◆ AIM OF THE EXERCISE
Every line holding the string "美的海棠公馆工地" should be gathered.

-=-=-=-=-

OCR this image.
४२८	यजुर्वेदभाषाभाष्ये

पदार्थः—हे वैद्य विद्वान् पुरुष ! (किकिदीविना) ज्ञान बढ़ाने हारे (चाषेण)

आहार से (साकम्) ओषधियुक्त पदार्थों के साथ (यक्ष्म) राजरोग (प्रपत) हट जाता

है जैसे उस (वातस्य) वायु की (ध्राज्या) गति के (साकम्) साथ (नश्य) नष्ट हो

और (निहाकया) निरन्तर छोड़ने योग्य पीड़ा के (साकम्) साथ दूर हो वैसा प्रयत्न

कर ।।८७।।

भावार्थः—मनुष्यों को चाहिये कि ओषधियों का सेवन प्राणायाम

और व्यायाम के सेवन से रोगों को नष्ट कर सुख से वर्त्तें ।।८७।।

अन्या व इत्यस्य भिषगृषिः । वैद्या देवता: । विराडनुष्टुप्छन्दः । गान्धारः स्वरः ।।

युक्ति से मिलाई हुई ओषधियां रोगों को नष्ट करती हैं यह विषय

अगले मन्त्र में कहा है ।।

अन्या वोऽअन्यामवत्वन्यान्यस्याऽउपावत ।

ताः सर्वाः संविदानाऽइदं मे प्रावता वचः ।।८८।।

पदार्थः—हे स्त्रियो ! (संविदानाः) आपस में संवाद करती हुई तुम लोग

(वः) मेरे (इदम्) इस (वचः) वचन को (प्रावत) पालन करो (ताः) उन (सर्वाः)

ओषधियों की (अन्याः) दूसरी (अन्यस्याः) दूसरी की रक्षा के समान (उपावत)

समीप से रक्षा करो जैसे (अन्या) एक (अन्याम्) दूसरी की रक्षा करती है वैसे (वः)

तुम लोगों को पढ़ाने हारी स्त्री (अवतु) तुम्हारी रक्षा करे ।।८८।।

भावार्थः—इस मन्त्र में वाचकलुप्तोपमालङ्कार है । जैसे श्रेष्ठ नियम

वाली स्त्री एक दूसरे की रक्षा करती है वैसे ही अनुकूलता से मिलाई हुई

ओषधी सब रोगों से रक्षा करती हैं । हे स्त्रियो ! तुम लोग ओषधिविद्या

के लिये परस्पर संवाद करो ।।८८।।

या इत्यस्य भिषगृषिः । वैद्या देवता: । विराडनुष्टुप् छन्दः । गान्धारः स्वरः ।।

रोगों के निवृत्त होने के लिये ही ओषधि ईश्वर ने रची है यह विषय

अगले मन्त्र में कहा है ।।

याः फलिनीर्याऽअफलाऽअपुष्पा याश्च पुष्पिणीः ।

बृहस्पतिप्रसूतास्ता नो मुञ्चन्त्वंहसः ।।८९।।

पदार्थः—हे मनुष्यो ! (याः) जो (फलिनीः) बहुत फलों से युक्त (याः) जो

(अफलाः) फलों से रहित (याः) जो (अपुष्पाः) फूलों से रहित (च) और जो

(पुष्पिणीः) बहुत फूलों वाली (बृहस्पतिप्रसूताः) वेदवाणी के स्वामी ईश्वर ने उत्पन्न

-=-=-=-=-

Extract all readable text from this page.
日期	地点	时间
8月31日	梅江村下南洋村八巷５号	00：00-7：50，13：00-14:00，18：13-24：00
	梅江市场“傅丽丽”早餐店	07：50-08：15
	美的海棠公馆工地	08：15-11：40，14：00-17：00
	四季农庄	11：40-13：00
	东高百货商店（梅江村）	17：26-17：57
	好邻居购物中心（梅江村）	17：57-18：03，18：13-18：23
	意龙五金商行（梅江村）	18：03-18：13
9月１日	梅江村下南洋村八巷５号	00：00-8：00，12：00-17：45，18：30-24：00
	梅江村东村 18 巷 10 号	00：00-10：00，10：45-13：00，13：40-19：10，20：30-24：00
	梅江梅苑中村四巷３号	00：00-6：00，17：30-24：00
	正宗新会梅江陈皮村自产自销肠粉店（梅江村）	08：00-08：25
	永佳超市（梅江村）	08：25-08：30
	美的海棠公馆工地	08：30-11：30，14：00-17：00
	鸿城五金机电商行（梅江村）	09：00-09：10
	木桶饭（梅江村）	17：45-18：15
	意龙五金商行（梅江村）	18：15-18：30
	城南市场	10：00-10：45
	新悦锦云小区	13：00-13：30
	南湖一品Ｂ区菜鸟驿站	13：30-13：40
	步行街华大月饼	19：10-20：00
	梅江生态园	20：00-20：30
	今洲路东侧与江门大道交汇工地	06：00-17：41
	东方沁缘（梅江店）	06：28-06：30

-=-=-=-=-

◆ THE RESPONSE
	美的海棠公馆工地	08：15-11：40，14：00-17：00
	美的海棠公馆工地	08：30-11：30，14：00-17：00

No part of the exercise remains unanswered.